### Required task
Please write out, word for word, the stretch of the passage on graffiti from "Over time, I've" through "kid art schoolers.".

### Selection
-- BEGIN --

But yeah, ain't graff just for "us?" Get the fuck over it. If all you can say to anyone else is a bend in a letter or a well-made mop, your shit is shallow, and chances are, you are as well. Of course graffiti speaks to "us" louder than it does to others. That's the case with anything that requires a wide knowledge base. Architecture is going to speak more loudly to architects, but we all live in it. If an architect makes work that is only for the people he respects, and not in any way for the people who interact with it on a daily basis, they are truly selfish.

 

Over time, I've come to feel the same way about a lot of graffiti. It makes no effort to branch out of the comfortable, familiar steakhead world of lettered curves and booming spots. If that's all graffiti is to you, fine, but you're a shallow writer. I've met a lot of exceptional writers who have done exceptional work, I've been quite lucky. The quality that they all share, in some capacity, is that they all have a broader picture in their minds, a wider world view, and a sense that what they are doing is bigger than themselves and their scene. This goes for ghetto writers and new breed rich kid art schoolers.

 

I began to work with graffiti because I saw it as the best medium to work with in the public eye. Over time, I have come to feel that it isn't the best medium for public expression, but one of them. There are times when traditional graffiti is purely selfish and speaks to nobody except its own ego.

-- END --

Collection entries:
-- BEGIN --

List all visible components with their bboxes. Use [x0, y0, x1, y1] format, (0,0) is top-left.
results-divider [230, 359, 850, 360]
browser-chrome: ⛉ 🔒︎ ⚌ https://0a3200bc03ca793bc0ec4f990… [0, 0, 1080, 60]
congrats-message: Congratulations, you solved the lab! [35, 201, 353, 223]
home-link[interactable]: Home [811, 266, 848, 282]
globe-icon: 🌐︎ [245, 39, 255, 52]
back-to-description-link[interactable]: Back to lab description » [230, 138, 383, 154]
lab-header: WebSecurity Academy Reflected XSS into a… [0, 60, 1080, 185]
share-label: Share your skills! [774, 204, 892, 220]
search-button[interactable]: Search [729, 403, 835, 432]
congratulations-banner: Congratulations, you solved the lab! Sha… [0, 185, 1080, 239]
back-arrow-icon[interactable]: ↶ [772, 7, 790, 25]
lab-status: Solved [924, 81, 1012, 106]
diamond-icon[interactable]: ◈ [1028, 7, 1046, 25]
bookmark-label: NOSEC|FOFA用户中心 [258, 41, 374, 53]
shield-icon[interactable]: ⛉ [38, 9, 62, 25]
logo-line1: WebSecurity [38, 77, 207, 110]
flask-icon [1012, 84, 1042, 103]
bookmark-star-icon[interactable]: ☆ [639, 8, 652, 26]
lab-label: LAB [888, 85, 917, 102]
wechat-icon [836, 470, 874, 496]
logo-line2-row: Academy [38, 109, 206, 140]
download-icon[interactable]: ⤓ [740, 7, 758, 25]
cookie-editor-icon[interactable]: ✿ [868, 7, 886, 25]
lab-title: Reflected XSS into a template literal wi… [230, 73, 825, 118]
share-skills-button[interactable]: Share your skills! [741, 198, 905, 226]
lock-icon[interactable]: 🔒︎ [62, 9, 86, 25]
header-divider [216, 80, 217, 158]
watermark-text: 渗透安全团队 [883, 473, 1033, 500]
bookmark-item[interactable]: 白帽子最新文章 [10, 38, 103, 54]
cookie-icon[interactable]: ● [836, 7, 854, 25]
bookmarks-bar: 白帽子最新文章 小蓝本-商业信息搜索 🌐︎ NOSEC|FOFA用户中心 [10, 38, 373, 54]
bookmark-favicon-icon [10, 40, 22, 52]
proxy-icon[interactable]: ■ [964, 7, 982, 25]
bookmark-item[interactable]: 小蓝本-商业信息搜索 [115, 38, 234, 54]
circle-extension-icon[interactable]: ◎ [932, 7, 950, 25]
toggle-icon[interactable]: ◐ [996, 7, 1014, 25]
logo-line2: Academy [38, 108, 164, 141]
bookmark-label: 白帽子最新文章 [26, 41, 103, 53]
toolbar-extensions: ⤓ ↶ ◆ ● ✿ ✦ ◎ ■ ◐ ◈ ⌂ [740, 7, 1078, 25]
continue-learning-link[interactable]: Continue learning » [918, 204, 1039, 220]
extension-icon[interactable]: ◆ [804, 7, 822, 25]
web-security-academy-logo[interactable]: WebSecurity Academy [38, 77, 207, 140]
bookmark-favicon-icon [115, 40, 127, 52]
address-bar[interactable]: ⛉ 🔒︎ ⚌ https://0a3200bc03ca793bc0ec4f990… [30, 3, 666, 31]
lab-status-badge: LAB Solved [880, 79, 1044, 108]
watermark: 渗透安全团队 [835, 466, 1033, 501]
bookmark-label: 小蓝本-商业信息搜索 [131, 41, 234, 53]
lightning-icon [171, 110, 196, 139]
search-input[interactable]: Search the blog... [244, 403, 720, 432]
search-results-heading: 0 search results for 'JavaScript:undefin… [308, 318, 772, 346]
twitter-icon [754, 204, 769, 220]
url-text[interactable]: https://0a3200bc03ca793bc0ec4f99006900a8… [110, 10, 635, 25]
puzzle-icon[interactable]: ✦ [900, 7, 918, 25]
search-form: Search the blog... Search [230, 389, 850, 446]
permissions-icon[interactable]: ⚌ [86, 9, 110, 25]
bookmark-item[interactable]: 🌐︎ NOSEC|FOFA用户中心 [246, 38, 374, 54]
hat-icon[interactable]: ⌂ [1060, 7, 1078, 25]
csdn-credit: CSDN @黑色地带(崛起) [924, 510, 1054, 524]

-- END --

### Expected answer
Over time, I've come to feel the same way about a lot of graffiti. It makes no effort to branch out of the comfortable, familiar steakhead world of lettered curves and booming spots. If that's all graffiti is to you, fine, but you're a shallow writer. I've met a lot of exceptional writers who have done exceptional work, I've been quite lucky. The quality that they all share, in some capacity, is that they all have a broader picture in their minds, a wider world view, and a sense that what they are doing is bigger than themselves and their scene. This goes for ghetto writers and new breed rich kid art schoolers.